**Task instructions:** Repeat the listing in full. Nothing may be added or left out.

------------------------------

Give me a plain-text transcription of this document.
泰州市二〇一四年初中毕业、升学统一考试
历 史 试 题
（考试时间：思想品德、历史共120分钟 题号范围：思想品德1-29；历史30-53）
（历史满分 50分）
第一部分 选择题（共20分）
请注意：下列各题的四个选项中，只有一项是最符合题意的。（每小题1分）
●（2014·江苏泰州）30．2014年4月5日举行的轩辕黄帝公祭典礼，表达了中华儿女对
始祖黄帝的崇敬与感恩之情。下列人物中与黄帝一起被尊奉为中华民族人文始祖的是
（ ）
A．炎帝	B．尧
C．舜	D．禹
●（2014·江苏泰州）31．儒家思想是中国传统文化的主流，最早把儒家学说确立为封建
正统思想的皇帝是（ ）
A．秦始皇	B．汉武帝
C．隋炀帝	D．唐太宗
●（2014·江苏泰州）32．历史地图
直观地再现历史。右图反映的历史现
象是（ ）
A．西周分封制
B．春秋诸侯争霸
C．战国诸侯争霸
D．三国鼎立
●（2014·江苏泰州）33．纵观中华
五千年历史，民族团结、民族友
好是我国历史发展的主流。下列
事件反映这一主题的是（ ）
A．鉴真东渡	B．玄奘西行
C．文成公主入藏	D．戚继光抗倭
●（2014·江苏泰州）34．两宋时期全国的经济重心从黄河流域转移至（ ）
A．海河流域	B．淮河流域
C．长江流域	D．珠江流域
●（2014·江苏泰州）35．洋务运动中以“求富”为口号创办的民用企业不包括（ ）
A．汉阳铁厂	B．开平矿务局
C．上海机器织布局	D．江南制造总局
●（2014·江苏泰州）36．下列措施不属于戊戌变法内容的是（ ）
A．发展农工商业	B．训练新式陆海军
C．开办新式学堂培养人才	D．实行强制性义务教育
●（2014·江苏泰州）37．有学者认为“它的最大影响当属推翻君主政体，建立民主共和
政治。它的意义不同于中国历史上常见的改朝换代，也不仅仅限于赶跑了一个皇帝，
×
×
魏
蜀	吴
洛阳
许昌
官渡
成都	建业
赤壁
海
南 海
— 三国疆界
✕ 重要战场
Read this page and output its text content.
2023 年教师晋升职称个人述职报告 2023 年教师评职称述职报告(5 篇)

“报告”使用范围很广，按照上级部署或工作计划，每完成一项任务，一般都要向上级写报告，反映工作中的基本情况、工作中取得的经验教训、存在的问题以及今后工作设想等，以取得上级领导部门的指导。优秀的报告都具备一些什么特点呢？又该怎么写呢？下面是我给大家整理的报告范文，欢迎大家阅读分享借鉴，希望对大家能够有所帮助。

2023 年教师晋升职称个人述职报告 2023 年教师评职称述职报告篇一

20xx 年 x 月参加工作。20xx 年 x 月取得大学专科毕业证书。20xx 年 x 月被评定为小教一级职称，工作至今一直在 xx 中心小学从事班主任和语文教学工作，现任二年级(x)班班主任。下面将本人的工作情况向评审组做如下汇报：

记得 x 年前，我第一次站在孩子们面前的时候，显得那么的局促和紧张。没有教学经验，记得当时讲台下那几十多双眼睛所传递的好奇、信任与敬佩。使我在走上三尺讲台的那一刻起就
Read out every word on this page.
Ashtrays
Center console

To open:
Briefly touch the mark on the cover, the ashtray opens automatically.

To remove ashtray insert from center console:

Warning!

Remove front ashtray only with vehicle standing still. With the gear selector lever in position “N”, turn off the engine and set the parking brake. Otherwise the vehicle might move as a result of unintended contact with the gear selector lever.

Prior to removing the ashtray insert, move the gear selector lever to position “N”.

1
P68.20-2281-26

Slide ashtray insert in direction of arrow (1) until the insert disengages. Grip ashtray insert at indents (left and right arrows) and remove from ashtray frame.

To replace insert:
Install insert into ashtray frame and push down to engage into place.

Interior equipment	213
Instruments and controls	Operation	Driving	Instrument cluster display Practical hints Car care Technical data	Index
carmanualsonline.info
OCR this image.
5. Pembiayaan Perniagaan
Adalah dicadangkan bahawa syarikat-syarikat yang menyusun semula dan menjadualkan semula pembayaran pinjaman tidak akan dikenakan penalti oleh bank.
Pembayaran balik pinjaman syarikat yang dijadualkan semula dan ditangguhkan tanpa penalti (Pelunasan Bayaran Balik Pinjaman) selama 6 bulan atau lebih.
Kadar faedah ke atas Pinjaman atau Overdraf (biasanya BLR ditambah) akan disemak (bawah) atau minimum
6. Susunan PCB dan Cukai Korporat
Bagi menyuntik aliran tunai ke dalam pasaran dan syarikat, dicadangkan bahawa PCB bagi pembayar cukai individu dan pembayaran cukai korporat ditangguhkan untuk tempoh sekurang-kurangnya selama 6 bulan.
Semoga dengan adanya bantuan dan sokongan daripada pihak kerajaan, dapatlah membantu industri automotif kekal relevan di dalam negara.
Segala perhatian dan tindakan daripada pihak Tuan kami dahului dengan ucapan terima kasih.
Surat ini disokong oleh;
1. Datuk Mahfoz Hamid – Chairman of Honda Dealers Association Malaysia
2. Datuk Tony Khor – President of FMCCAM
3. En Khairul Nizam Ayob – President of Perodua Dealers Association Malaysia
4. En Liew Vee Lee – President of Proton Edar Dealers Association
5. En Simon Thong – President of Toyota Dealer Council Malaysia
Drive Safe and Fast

------------------------------

**Answer for the task:**
Give me a plain-text transcription of this document.
泰州市二〇一四年初中毕业、升学统一考试
历 史 试 题
（考试时间：思想品德、历史共120分钟 题号范围：思想品德1-29；历史30-53）
（历史满分 50分）
第一部分 选择题（共20分）
请注意：下列各题的四个选项中，只有一项是最符合题意的。（每小题1分）
●（2014·江苏泰州）30．2014年4月5日举行的轩辕黄帝公祭典礼，表达了中华儿女对
始祖黄帝的崇敬与感恩之情。下列人物中与黄帝一起被尊奉为中华民族人文始祖的是
（ ）
A．炎帝	B．尧
C．舜	D．禹
●（2014·江苏泰州）31．儒家思想是中国传统文化的主流，最早把儒家学说确立为封建
正统思想的皇帝是（ ）
A．秦始皇	B．汉武帝
C．隋炀帝	D．唐太宗
●（2014·江苏泰州）32．历史地图
直观地再现历史。右图反映的历史现
象是（ ）
A．西周分封制
B．春秋诸侯争霸
C．战国诸侯争霸
D．三国鼎立
●（2014·江苏泰州）33．纵观中华
五千年历史，民族团结、民族友
好是我国历史发展的主流。下列
事件反映这一主题的是（ ）
A．鉴真东渡	B．玄奘西行
C．文成公主入藏	D．戚继光抗倭
●（2014·江苏泰州）34．两宋时期全国的经济重心从黄河流域转移至（ ）
A．海河流域	B．淮河流域
C．长江流域	D．珠江流域
●（2014·江苏泰州）35．洋务运动中以“求富”为口号创办的民用企业不包括（ ）
A．汉阳铁厂	B．开平矿务局
C．上海机器织布局	D．江南制造总局
●（2014·江苏泰州）36．下列措施不属于戊戌变法内容的是（ ）
A．发展农工商业	B．训练新式陆海军
C．开办新式学堂培养人才	D．实行强制性义务教育
●（2014·江苏泰州）37．有学者认为“它的最大影响当属推翻君主政体，建立民主共和
政治。它的意义不同于中国历史上常见的改朝换代，也不仅仅限于赶跑了一个皇帝，
×
×
魏
蜀	吴
洛阳
许昌
官渡
成都	建业
赤壁
海
南 海
— 三国疆界
✕ 重要战场
Read this page and output its text content.
2023 年教师晋升职称个人述职报告 2023 年教师评职称述职报告(5 篇)

“报告”使用范围很广，按照上级部署或工作计划，每完成一项任务，一般都要向上级写报告，反映工作中的基本情况、工作中取得的经验教训、存在的问题以及今后工作设想等，以取得上级领导部门的指导。优秀的报告都具备一些什么特点呢？又该怎么写呢？下面是我给大家整理的报告范文，欢迎大家阅读分享借鉴，希望对大家能够有所帮助。

2023 年教师晋升职称个人述职报告 2023 年教师评职称述职报告篇一

20xx 年 x 月参加工作。20xx 年 x 月取得大学专科毕业证书。20xx 年 x 月被评定为小教一级职称，工作至今一直在 xx 中心小学从事班主任和语文教学工作，现任二年级(x)班班主任。下面将本人的工作情况向评审组做如下汇报：

记得 x 年前，我第一次站在孩子们面前的时候，显得那么的局促和紧张。没有教学经验，记得当时讲台下那几十多双眼睛所传递的好奇、信任与敬佩。使我在走上三尺讲台的那一刻起就
Read out every word on this page.
Ashtrays
Center console

To open:
Briefly touch the mark on the cover, the ashtray opens automatically.

To remove ashtray insert from center console:

Warning!

Remove front ashtray only with vehicle standing still. With the gear selector lever in position “N”, turn off the engine and set the parking brake. Otherwise the vehicle might move as a result of unintended contact with the gear selector lever.

Prior to removing the ashtray insert, move the gear selector lever to position “N”.

1
P68.20-2281-26

Slide ashtray insert in direction of arrow (1) until the insert disengages. Grip ashtray insert at indents (left and right arrows) and remove from ashtray frame.

To replace insert:
Install insert into ashtray frame and push down to engage into place.

Interior equipment	213
Instruments and controls	Operation	Driving	Instrument cluster display Practical hints Car care Technical data	Index
carmanualsonline.info
OCR this image.
5. Pembiayaan Perniagaan
Adalah dicadangkan bahawa syarikat-syarikat yang menyusun semula dan menjadualkan semula pembayaran pinjaman tidak akan dikenakan penalti oleh bank.
Pembayaran balik pinjaman syarikat yang dijadualkan semula dan ditangguhkan tanpa penalti (Pelunasan Bayaran Balik Pinjaman) selama 6 bulan atau lebih.
Kadar faedah ke atas Pinjaman atau Overdraf (biasanya BLR ditambah) akan disemak (bawah) atau minimum
6. Susunan PCB dan Cukai Korporat
Bagi menyuntik aliran tunai ke dalam pasaran dan syarikat, dicadangkan bahawa PCB bagi pembayar cukai individu dan pembayaran cukai korporat ditangguhkan untuk tempoh sekurang-kurangnya selama 6 bulan.
Semoga dengan adanya bantuan dan sokongan daripada pihak kerajaan, dapatlah membantu industri automotif kekal relevan di dalam negara.
Segala perhatian dan tindakan daripada pihak Tuan kami dahului dengan ucapan terima kasih.
Surat ini disokong oleh;
1. Datuk Mahfoz Hamid – Chairman of Honda Dealers Association Malaysia
2. Datuk Tony Khor – President of FMCCAM
3. En Khairul Nizam Ayob – President of Perodua Dealers Association Malaysia
4. En Liew Vee Lee – President of Proton Edar Dealers Association
5. En Simon Thong – President of Toyota Dealer Council Malaysia
Drive Safe and Fast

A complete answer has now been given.